## Data
* BEGIN *

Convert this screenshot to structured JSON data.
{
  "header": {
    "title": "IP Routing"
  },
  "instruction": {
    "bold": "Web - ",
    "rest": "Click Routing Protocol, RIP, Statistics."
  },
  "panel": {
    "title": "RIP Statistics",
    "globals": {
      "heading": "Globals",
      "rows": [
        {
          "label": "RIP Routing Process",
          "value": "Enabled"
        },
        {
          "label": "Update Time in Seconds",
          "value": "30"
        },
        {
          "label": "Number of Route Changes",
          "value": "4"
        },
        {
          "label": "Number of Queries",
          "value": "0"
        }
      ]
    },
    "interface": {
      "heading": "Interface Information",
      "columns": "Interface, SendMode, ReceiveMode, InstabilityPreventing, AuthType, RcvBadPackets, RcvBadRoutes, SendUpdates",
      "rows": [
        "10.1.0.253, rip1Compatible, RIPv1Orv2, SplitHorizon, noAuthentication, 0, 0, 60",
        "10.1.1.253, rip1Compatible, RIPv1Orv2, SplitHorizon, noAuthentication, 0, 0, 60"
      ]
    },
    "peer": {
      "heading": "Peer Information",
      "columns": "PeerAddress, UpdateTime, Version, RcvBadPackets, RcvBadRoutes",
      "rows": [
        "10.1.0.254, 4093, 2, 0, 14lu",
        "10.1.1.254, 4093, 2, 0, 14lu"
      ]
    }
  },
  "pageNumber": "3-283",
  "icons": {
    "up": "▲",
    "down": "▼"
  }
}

* END *

## Short task
The whole listing above needs to be written out again exactly.

## Full solution
Convert this screenshot to structured JSON data.
{
  "header": {
    "title": "IP Routing"
  },
  "instruction": {
    "bold": "Web - ",
    "rest": "Click Routing Protocol, RIP, Statistics."
  },
  "panel": {
    "title": "RIP Statistics",
    "globals": {
      "heading": "Globals",
      "rows": [
        {
          "label": "RIP Routing Process",
          "value": "Enabled"
        },
        {
          "label": "Update Time in Seconds",
          "value": "30"
        },
        {
          "label": "Number of Route Changes",
          "value": "4"
        },
        {
          "label": "Number of Queries",
          "value": "0"
        }
      ]
    },
    "interface": {
      "heading": "Interface Information",
      "columns": "Interface, SendMode, ReceiveMode, InstabilityPreventing, AuthType, RcvBadPackets, RcvBadRoutes, SendUpdates",
      "rows": [
        "10.1.0.253, rip1Compatible, RIPv1Orv2, SplitHorizon, noAuthentication, 0, 0, 60",
        "10.1.1.253, rip1Compatible, RIPv1Orv2, SplitHorizon, noAuthentication, 0, 0, 60"
      ]
    },
    "peer": {
      "heading": "Peer Information",
      "columns": "PeerAddress, UpdateTime, Version, RcvBadPackets, RcvBadRoutes",
      "rows": [
        "10.1.0.254, 4093, 2, 0, 14lu",
        "10.1.1.254, 4093, 2, 0, 14lu"
      ]
    }
  },
  "pageNumber": "3-283",
  "icons": {
    "up": "▲",
    "down": "▼"
  }
}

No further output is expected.